* start Exercise material *
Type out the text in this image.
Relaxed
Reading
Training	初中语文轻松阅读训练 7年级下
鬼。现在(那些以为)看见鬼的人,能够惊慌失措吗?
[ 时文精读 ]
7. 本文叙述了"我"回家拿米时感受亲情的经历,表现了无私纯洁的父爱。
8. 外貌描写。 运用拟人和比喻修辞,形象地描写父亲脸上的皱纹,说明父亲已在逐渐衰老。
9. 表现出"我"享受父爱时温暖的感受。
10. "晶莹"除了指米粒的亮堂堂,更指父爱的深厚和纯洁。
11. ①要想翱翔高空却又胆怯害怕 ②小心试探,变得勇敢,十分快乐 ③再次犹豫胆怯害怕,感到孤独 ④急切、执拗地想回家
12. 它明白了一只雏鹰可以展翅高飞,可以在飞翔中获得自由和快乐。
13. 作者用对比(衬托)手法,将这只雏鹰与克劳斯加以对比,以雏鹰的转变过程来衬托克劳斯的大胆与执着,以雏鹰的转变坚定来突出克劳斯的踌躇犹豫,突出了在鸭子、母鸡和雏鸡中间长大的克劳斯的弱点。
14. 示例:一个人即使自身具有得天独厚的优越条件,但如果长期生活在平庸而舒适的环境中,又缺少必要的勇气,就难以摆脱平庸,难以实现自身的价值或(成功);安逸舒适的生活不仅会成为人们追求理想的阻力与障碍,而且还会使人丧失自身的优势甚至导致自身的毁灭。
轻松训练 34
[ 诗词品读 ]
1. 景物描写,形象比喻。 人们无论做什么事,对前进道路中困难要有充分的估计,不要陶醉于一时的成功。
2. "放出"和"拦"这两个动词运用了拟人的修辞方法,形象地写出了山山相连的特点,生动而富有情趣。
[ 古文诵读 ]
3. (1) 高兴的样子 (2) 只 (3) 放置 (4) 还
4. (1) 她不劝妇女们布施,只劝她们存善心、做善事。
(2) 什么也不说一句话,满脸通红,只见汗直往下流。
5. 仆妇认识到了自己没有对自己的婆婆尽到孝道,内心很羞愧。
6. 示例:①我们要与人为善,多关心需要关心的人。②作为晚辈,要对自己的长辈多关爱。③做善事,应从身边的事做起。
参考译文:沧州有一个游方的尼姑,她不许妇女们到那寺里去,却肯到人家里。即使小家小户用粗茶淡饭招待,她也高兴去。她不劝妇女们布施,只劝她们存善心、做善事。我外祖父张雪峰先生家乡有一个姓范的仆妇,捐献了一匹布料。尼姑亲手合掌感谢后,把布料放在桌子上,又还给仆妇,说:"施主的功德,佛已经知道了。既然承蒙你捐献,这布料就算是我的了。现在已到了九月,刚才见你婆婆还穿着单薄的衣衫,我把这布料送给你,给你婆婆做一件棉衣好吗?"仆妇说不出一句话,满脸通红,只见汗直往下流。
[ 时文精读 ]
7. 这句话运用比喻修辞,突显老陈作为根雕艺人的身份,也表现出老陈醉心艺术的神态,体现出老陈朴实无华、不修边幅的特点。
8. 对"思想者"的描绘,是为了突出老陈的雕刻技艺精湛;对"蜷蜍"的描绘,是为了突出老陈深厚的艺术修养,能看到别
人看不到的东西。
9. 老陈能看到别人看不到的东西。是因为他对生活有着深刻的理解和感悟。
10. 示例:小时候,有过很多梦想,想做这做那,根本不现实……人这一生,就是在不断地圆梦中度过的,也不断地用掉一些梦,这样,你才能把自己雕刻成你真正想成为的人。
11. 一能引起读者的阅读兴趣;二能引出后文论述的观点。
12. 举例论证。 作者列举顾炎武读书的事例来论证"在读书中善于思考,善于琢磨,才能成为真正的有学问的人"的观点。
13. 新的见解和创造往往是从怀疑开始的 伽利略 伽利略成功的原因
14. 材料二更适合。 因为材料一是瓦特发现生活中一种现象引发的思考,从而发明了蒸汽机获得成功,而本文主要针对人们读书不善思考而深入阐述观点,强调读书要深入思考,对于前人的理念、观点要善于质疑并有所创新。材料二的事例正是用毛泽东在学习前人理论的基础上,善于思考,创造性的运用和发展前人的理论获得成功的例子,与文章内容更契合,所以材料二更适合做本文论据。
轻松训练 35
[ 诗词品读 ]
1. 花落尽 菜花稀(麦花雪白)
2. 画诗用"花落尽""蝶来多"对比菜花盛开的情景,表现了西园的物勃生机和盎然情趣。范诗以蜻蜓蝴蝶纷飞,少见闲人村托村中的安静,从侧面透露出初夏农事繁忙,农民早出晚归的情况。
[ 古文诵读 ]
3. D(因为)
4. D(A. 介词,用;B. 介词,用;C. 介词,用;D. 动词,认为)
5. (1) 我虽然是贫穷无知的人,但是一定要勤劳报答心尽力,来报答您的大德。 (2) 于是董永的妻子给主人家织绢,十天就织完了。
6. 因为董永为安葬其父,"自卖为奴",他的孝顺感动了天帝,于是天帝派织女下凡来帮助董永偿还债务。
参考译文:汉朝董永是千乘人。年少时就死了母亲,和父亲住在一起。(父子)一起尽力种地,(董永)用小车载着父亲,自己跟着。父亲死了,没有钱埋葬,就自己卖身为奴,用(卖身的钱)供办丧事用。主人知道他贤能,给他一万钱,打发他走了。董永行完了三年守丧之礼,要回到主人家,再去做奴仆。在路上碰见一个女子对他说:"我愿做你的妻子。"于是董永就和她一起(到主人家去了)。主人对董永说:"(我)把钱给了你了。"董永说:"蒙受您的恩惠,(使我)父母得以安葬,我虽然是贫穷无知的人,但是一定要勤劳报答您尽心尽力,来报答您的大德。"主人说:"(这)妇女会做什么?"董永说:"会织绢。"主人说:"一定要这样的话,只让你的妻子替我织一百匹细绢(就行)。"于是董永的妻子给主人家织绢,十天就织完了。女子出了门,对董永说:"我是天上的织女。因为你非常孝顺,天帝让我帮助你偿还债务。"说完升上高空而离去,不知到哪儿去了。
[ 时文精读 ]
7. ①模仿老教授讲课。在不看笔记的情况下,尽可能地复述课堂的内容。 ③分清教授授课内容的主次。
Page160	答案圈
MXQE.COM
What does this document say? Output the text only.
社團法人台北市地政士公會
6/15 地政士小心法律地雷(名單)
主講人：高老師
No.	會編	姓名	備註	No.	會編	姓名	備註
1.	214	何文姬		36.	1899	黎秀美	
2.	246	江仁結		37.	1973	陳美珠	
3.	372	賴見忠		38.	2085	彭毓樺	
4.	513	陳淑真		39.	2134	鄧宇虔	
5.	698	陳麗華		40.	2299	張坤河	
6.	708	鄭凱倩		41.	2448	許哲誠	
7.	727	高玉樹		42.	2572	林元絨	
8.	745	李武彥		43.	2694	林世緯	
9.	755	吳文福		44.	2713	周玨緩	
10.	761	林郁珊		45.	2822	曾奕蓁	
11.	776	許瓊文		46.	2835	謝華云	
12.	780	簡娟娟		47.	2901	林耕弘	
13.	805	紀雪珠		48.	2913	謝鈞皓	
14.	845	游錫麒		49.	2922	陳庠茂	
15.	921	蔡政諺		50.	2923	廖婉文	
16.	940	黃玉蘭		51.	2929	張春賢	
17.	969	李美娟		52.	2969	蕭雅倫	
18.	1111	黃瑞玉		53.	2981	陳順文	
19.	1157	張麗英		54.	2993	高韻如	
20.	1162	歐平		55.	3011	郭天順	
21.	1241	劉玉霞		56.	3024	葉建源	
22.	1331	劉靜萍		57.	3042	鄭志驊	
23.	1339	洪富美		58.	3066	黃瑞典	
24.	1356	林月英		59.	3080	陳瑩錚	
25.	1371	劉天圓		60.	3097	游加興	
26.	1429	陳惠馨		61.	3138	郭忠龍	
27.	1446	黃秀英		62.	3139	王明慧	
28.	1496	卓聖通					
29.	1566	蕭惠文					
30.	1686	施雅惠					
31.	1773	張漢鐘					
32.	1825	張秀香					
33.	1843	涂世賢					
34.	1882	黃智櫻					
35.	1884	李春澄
* end Exercise material *
> Direction
Using the listing above, return all lines where the word "只见汗直往下流" occurs.

> Correct response
(2) 什么也不说一句话,满脸通红,只见汗直往下流。
参考译文:沧州有一个游方的尼姑,她不许妇女们到那寺里去,却肯到人家里。即使小家小户用粗茶淡饭招待,她也高兴去。她不劝妇女们布施,只劝她们存善心、做善事。我外祖父张雪峰先生家乡有一个姓范的仆妇,捐献了一匹布料。尼姑亲手合掌感谢后,把布料放在桌子上,又还给仆妇,说:"施主的功德,佛已经知道了。既然承蒙你捐献,这布料就算是我的了。现在已到了九月,刚才见你婆婆还穿着单薄的衣衫,我把这布料送给你,给你婆婆做一件棉衣好吗?"仆妇说不出一句话,满脸通红,只见汗直往下流。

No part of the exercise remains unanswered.